Copy every line that holds "PIVOT".

--- start MATERIAL FOR THIS EXERCISE ---

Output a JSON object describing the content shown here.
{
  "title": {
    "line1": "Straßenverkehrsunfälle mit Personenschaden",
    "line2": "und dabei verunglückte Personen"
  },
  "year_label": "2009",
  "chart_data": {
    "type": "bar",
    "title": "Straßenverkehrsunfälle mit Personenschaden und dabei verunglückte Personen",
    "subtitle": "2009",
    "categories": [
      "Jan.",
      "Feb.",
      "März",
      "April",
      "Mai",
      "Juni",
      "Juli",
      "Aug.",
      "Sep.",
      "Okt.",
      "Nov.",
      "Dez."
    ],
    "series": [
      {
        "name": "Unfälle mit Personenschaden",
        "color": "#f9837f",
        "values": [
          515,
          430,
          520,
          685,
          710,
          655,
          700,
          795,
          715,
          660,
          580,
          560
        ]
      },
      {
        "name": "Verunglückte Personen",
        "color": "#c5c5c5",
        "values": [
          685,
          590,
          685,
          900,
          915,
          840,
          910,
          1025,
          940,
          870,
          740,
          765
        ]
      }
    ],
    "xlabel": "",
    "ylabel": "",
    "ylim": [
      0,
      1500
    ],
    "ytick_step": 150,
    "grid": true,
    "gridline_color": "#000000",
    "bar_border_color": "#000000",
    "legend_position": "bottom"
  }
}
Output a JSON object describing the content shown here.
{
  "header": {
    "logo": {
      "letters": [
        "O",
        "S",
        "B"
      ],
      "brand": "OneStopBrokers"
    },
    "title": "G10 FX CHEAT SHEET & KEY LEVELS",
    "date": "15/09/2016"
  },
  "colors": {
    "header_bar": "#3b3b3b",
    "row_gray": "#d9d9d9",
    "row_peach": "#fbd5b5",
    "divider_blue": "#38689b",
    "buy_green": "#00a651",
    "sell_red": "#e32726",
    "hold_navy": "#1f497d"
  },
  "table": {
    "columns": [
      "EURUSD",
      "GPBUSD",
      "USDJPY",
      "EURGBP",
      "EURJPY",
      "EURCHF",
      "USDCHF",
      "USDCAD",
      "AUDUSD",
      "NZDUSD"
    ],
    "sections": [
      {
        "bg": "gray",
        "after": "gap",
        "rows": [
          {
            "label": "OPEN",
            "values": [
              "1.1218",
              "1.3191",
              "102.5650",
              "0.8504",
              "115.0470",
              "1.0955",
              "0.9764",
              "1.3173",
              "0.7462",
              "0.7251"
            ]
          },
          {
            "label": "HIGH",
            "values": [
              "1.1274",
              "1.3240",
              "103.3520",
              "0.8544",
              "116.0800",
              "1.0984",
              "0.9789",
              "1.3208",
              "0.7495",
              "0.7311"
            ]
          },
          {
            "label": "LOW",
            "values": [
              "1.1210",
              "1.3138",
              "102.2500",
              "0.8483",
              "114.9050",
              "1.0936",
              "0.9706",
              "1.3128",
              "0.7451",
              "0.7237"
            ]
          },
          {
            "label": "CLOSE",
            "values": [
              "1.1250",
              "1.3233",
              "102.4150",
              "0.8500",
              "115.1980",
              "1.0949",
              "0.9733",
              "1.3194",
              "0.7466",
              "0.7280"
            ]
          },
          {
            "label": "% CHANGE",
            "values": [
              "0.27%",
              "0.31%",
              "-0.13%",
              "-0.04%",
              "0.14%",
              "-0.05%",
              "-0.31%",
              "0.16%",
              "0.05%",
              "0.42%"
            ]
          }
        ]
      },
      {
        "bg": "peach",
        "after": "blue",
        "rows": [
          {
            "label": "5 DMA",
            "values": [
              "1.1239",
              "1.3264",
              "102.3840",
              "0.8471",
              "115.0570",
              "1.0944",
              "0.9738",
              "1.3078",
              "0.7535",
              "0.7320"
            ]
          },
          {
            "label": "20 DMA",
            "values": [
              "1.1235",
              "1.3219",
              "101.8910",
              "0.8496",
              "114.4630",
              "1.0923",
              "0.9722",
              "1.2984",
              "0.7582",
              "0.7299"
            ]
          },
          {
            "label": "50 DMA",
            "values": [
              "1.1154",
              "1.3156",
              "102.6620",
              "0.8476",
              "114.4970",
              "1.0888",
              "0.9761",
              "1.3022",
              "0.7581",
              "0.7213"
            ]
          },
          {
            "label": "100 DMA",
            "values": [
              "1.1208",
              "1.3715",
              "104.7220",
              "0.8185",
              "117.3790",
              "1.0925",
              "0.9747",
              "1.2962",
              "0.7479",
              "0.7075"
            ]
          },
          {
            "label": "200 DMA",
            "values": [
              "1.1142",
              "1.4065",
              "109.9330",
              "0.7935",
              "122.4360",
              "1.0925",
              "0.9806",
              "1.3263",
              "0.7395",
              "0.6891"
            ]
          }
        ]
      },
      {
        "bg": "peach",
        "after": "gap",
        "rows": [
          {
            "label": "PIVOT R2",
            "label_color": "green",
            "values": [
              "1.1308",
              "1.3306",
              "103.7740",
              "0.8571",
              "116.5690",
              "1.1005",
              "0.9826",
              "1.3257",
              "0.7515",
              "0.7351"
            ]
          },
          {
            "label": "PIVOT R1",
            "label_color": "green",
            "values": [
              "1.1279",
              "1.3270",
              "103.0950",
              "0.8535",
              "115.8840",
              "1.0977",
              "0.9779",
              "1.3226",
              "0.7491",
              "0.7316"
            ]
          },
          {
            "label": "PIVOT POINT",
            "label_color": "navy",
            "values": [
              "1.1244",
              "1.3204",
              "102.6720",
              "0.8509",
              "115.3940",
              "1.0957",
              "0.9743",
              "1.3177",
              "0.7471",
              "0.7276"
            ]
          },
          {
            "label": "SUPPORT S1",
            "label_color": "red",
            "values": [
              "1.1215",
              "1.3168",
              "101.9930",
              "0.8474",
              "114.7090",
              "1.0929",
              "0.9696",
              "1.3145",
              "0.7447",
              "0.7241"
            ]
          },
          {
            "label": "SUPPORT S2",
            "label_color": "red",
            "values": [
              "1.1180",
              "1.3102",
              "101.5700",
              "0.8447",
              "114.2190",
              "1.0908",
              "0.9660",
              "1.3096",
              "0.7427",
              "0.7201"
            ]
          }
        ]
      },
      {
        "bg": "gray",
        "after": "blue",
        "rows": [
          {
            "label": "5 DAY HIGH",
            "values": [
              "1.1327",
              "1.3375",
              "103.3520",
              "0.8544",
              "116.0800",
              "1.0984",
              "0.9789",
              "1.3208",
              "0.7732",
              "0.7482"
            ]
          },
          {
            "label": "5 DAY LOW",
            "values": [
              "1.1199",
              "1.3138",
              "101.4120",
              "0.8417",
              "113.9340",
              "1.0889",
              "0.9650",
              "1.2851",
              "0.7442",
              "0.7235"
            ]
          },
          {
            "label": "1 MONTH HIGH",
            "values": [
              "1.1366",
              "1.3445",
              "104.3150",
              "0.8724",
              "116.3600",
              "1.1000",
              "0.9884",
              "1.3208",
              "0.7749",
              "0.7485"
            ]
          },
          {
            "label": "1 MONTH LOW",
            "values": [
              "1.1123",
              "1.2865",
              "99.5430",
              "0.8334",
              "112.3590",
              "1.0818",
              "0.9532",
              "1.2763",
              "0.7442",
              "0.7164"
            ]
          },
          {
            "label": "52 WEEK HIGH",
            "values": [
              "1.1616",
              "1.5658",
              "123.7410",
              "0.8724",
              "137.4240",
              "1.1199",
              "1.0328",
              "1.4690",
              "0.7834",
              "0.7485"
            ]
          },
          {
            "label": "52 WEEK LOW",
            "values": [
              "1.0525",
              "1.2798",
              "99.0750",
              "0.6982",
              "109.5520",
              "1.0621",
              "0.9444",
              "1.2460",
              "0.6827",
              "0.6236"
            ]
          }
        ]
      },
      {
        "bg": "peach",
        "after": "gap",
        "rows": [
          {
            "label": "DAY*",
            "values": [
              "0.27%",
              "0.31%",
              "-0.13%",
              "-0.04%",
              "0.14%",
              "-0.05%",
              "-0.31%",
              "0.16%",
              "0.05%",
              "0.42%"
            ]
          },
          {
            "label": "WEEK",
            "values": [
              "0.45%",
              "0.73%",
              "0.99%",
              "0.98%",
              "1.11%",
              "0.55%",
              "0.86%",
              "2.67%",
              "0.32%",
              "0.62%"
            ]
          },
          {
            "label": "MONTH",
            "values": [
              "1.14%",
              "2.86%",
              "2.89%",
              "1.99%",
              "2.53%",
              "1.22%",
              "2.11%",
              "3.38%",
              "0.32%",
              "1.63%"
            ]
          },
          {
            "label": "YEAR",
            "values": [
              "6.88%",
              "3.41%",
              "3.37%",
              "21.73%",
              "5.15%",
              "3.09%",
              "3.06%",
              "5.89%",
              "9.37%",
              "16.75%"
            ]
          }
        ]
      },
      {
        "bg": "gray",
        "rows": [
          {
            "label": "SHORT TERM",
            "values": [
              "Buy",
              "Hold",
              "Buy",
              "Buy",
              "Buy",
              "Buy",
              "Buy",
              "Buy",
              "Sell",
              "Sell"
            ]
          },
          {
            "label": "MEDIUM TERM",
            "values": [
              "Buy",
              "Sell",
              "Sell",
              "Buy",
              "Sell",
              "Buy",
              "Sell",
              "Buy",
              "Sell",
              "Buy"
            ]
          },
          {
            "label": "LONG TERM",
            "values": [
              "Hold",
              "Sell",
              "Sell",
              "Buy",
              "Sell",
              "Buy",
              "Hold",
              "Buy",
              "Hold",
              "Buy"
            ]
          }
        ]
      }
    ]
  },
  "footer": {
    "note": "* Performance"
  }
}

--- end MATERIAL FOR THIS EXERCISE ---

--- OUTPUT ---
            "label": "PIVOT R2",
            "label": "PIVOT R1",
            "label": "PIVOT POINT",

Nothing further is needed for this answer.